**Description of the task**
Select every line below containing the word "value".

**Source data**

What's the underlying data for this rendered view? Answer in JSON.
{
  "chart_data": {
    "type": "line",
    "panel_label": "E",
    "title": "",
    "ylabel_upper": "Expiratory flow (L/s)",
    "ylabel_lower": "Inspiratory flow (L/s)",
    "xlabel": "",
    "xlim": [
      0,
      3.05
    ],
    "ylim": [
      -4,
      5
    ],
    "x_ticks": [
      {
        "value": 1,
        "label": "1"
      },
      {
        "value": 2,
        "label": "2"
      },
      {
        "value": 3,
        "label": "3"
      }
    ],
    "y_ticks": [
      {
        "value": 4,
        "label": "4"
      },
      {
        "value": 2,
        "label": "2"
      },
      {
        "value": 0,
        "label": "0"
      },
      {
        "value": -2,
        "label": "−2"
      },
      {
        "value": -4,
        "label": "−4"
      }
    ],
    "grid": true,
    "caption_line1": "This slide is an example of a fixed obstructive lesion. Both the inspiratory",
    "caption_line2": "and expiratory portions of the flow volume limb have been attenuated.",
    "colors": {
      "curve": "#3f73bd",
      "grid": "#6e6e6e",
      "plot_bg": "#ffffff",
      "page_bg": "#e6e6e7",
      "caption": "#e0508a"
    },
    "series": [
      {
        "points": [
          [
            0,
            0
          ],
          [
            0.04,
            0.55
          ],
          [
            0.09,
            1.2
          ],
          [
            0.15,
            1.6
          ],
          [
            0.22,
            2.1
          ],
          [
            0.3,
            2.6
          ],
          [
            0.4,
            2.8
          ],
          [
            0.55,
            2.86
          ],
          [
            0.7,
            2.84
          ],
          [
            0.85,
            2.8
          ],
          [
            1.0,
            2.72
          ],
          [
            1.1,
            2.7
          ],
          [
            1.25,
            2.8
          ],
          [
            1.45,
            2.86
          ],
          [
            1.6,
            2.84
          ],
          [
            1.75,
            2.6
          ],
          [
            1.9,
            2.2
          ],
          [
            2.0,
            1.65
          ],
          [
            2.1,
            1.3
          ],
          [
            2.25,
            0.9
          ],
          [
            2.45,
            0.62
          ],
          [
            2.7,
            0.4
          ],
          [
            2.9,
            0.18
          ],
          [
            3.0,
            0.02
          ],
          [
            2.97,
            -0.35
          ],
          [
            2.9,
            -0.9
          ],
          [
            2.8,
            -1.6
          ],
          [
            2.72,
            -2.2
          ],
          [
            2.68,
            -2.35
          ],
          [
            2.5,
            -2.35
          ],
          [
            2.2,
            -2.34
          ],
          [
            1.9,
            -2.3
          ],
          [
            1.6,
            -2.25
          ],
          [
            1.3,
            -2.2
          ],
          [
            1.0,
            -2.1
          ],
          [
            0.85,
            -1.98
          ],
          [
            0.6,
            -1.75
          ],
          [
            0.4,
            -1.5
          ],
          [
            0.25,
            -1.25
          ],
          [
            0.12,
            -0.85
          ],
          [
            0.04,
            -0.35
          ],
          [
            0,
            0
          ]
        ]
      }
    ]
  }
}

**Task solution**
        "value": 1,
        "value": 2,
        "value": 3,
        "value": 4,
        "value": 2,
        "value": 0,
        "value": -2,
        "value": -4,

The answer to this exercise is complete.